REQUIREMENT | Every entry must be transcribed exactly as written.

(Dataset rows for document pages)
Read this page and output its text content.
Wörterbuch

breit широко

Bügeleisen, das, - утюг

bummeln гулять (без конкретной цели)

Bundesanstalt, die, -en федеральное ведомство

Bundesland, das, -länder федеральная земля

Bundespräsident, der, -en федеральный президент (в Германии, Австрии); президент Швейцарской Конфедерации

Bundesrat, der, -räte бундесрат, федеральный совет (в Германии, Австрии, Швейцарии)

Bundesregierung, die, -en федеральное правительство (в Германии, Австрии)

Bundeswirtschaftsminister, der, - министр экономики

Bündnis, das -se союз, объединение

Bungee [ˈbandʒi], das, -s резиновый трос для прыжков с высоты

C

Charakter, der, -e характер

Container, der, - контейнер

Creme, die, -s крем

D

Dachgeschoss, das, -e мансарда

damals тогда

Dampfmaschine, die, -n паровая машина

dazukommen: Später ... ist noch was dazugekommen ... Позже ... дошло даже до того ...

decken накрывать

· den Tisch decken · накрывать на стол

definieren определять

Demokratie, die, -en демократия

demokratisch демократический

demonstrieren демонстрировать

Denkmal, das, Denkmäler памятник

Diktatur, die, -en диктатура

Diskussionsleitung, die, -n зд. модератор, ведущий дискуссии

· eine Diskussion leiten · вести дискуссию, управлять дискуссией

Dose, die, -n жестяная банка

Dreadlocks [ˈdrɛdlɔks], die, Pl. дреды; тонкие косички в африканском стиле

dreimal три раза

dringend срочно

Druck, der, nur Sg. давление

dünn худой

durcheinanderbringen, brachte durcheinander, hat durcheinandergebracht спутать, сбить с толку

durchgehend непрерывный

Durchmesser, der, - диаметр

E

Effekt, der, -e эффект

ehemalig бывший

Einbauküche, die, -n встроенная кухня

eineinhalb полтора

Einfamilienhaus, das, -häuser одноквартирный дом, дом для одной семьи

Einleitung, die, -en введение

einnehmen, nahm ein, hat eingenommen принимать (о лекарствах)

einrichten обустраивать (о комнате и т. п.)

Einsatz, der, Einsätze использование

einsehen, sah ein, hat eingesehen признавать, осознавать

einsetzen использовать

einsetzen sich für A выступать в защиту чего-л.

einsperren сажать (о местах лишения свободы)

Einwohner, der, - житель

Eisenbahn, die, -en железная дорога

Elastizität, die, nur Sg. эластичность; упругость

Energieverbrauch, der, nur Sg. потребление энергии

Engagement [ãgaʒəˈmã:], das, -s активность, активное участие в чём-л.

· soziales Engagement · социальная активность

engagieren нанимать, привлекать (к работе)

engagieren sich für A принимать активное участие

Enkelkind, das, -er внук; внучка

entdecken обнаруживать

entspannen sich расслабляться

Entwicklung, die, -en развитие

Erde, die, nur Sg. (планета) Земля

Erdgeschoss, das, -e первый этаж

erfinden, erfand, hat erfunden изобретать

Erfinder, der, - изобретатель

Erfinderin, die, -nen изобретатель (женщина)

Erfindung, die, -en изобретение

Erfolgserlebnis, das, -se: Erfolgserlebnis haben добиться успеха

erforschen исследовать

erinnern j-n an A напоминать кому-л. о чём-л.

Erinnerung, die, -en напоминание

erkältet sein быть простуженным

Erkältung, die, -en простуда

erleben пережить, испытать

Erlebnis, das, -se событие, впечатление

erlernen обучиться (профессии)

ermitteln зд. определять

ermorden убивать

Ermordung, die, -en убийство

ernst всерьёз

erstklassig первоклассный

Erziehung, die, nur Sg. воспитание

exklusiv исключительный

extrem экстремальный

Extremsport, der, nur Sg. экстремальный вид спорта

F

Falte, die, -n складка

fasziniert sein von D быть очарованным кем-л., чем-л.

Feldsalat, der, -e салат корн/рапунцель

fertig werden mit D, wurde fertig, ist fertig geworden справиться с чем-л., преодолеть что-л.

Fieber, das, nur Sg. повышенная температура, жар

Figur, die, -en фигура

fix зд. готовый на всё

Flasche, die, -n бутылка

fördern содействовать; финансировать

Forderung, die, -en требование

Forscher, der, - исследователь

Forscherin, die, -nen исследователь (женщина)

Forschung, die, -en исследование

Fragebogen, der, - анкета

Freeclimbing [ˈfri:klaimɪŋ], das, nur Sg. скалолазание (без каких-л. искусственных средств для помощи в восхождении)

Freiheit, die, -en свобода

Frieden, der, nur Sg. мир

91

EXERCISE RESPONSE |
Read this page and output its text content.
Wörterbuch

breit широко

Bügeleisen, das, - утюг

bummeln гулять (без конкретной цели)

Bundesanstalt, die, -en федеральное ведомство

Bundesland, das, -länder федеральная земля

Bundespräsident, der, -en федеральный президент (в Германии, Австрии); президент Швейцарской Конфедерации

Bundesrat, der, -räte бундесрат, федеральный совет (в Германии, Австрии, Швейцарии)

Bundesregierung, die, -en федеральное правительство (в Германии, Австрии)

Bundeswirtschaftsminister, der, - министр экономики

Bündnis, das -se союз, объединение

Bungee [ˈbandʒi], das, -s резиновый трос для прыжков с высоты

C

Charakter, der, -e характер

Container, der, - контейнер

Creme, die, -s крем

D

Dachgeschoss, das, -e мансарда

damals тогда

Dampfmaschine, die, -n паровая машина

dazukommen: Später ... ist noch was dazugekommen ... Позже ... дошло даже до того ...

decken накрывать

· den Tisch decken · накрывать на стол

definieren определять

Demokratie, die, -en демократия

demokratisch демократический

demonstrieren демонстрировать

Denkmal, das, Denkmäler памятник

Diktatur, die, -en диктатура

Diskussionsleitung, die, -n зд. модератор, ведущий дискуссии

· eine Diskussion leiten · вести дискуссию, управлять дискуссией

Dose, die, -n жестяная банка

Dreadlocks [ˈdrɛdlɔks], die, Pl. дреды; тонкие косички в африканском стиле

dreimal три раза

dringend срочно

Druck, der, nur Sg. давление

dünn худой

durcheinanderbringen, brachte durcheinander, hat durcheinandergebracht спутать, сбить с толку

durchgehend непрерывный

Durchmesser, der, - диаметр

E

Effekt, der, -e эффект

ehemalig бывший

Einbauküche, die, -n встроенная кухня

eineinhalb полтора

Einfamilienhaus, das, -häuser одноквартирный дом, дом для одной семьи

Einleitung, die, -en введение

einnehmen, nahm ein, hat eingenommen принимать (о лекарствах)

einrichten обустраивать (о комнате и т. п.)

Einsatz, der, Einsätze использование

einsehen, sah ein, hat eingesehen признавать, осознавать

einsetzen использовать

einsetzen sich für A выступать в защиту чего-л.

einsperren сажать (о местах лишения свободы)

Einwohner, der, - житель

Eisenbahn, die, -en железная дорога

Elastizität, die, nur Sg. эластичность; упругость

Energieverbrauch, der, nur Sg. потребление энергии

Engagement [ãgaʒəˈmã:], das, -s активность, активное участие в чём-л.

· soziales Engagement · социальная активность

engagieren нанимать, привлекать (к работе)

engagieren sich für A принимать активное участие

Enkelkind, das, -er внук; внучка

entdecken обнаруживать

entspannen sich расслабляться

Entwicklung, die, -en развитие

Erde, die, nur Sg. (планета) Земля

Erdgeschoss, das, -e первый этаж

erfinden, erfand, hat erfunden изобретать

Erfinder, der, - изобретатель

Erfinderin, die, -nen изобретатель (женщина)

Erfindung, die, -en изобретение

Erfolgserlebnis, das, -se: Erfolgserlebnis haben добиться успеха

erforschen исследовать

erinnern j-n an A напоминать кому-л. о чём-л.

Erinnerung, die, -en напоминание

erkältet sein быть простуженным

Erkältung, die, -en простуда

erleben пережить, испытать

Erlebnis, das, -se событие, впечатление

erlernen обучиться (профессии)

ermitteln зд. определять

ermorden убивать

Ermordung, die, -en убийство

ernst всерьёз

erstklassig первоклассный

Erziehung, die, nur Sg. воспитание

exklusiv исключительный

extrem экстремальный

Extremsport, der, nur Sg. экстремальный вид спорта

F

Falte, die, -n складка

fasziniert sein von D быть очарованным кем-л., чем-л.

Feldsalat, der, -e салат корн/рапунцель

fertig werden mit D, wurde fertig, ist fertig geworden справиться с чем-л., преодолеть что-л.

Fieber, das, nur Sg. повышенная температура, жар

Figur, die, -en фигура

fix зд. готовый на всё

Flasche, die, -n бутылка

fördern содействовать; финансировать

Forderung, die, -en требование

Forscher, der, - исследователь

Forscherin, die, -nen исследователь (женщина)

Forschung, die, -en исследование

Fragebogen, der, - анкета

Freeclimbing [ˈfri:klaimɪŋ], das, nur Sg. скалолазание (без каких-л. искусственных средств для помощи в восхождении)

Freiheit, die, -en свобода

Frieden, der, nur Sg. мир

91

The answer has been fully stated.